§ Data excerpts:

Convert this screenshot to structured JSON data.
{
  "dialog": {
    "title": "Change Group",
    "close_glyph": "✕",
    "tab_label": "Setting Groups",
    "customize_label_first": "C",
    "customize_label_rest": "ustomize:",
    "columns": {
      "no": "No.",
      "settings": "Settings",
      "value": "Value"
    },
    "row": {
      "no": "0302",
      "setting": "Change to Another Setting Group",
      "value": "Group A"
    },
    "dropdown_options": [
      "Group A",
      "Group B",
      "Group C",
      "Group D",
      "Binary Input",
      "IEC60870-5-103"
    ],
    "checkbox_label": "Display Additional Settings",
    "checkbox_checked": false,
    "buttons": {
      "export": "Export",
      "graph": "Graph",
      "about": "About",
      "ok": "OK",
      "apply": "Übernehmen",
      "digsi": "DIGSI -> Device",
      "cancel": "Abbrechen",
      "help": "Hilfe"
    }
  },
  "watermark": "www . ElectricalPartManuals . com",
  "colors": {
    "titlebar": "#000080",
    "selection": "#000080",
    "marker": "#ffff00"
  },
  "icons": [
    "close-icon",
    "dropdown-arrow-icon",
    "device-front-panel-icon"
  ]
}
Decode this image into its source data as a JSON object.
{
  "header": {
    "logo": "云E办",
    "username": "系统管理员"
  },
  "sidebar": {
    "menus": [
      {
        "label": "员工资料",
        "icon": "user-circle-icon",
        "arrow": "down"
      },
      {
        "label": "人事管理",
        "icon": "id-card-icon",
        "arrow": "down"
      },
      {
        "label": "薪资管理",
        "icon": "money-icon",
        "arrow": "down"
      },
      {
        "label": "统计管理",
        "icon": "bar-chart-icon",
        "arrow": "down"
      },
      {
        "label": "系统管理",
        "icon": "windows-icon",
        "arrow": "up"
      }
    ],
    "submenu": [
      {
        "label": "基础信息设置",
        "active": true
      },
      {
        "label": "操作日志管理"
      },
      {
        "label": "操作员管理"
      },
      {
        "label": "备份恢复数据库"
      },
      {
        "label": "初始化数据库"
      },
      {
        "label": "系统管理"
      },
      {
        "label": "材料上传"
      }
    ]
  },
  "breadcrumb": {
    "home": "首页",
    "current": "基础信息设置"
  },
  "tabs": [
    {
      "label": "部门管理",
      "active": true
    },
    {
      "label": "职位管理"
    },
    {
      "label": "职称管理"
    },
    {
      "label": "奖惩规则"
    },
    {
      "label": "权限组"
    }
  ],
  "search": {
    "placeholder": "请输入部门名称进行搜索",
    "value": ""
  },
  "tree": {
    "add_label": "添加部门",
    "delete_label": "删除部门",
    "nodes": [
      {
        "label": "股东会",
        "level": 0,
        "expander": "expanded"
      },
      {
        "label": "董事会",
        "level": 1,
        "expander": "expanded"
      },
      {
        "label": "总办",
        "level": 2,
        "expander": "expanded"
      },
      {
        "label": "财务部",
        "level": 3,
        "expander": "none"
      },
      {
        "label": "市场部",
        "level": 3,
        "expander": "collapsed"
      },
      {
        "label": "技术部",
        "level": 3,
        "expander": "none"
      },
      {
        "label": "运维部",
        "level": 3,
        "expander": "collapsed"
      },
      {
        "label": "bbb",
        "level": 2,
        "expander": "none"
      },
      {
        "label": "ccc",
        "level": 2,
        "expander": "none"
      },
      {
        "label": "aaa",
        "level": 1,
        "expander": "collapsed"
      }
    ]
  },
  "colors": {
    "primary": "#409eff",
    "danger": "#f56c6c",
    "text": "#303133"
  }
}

§ Goal: Return all of the entries exactly as they were supplied.

§ Reply:
Convert this screenshot to structured JSON data.
{
  "dialog": {
    "title": "Change Group",
    "close_glyph": "✕",
    "tab_label": "Setting Groups",
    "customize_label_first": "C",
    "customize_label_rest": "ustomize:",
    "columns": {
      "no": "No.",
      "settings": "Settings",
      "value": "Value"
    },
    "row": {
      "no": "0302",
      "setting": "Change to Another Setting Group",
      "value": "Group A"
    },
    "dropdown_options": [
      "Group A",
      "Group B",
      "Group C",
      "Group D",
      "Binary Input",
      "IEC60870-5-103"
    ],
    "checkbox_label": "Display Additional Settings",
    "checkbox_checked": false,
    "buttons": {
      "export": "Export",
      "graph": "Graph",
      "about": "About",
      "ok": "OK",
      "apply": "Übernehmen",
      "digsi": "DIGSI -> Device",
      "cancel": "Abbrechen",
      "help": "Hilfe"
    }
  },
  "watermark": "www . ElectricalPartManuals . com",
  "colors": {
    "titlebar": "#000080",
    "selection": "#000080",
    "marker": "#ffff00"
  },
  "icons": [
    "close-icon",
    "dropdown-arrow-icon",
    "device-front-panel-icon"
  ]
}
Decode this image into its source data as a JSON object.
{
  "header": {
    "logo": "云E办",
    "username": "系统管理员"
  },
  "sidebar": {
    "menus": [
      {
        "label": "员工资料",
        "icon": "user-circle-icon",
        "arrow": "down"
      },
      {
        "label": "人事管理",
        "icon": "id-card-icon",
        "arrow": "down"
      },
      {
        "label": "薪资管理",
        "icon": "money-icon",
        "arrow": "down"
      },
      {
        "label": "统计管理",
        "icon": "bar-chart-icon",
        "arrow": "down"
      },
      {
        "label": "系统管理",
        "icon": "windows-icon",
        "arrow": "up"
      }
    ],
    "submenu": [
      {
        "label": "基础信息设置",
        "active": true
      },
      {
        "label": "操作日志管理"
      },
      {
        "label": "操作员管理"
      },
      {
        "label": "备份恢复数据库"
      },
      {
        "label": "初始化数据库"
      },
      {
        "label": "系统管理"
      },
      {
        "label": "材料上传"
      }
    ]
  },
  "breadcrumb": {
    "home": "首页",
    "current": "基础信息设置"
  },
  "tabs": [
    {
      "label": "部门管理",
      "active": true
    },
    {
      "label": "职位管理"
    },
    {
      "label": "职称管理"
    },
    {
      "label": "奖惩规则"
    },
    {
      "label": "权限组"
    }
  ],
  "search": {
    "placeholder": "请输入部门名称进行搜索",
    "value": ""
  },
  "tree": {
    "add_label": "添加部门",
    "delete_label": "删除部门",
    "nodes": [
      {
        "label": "股东会",
        "level": 0,
        "expander": "expanded"
      },
      {
        "label": "董事会",
        "level": 1,
        "expander": "expanded"
      },
      {
        "label": "总办",
        "level": 2,
        "expander": "expanded"
      },
      {
        "label": "财务部",
        "level": 3,
        "expander": "none"
      },
      {
        "label": "市场部",
        "level": 3,
        "expander": "collapsed"
      },
      {
        "label": "技术部",
        "level": 3,
        "expander": "none"
      },
      {
        "label": "运维部",
        "level": 3,
        "expander": "collapsed"
      },
      {
        "label": "bbb",
        "level": 2,
        "expander": "none"
      },
      {
        "label": "ccc",
        "level": 2,
        "expander": "none"
      },
      {
        "label": "aaa",
        "level": 1,
        "expander": "collapsed"
      }
    ]
  },
  "colors": {
    "primary": "#409eff",
    "danger": "#f56c6c",
    "text": "#303133"
  }
}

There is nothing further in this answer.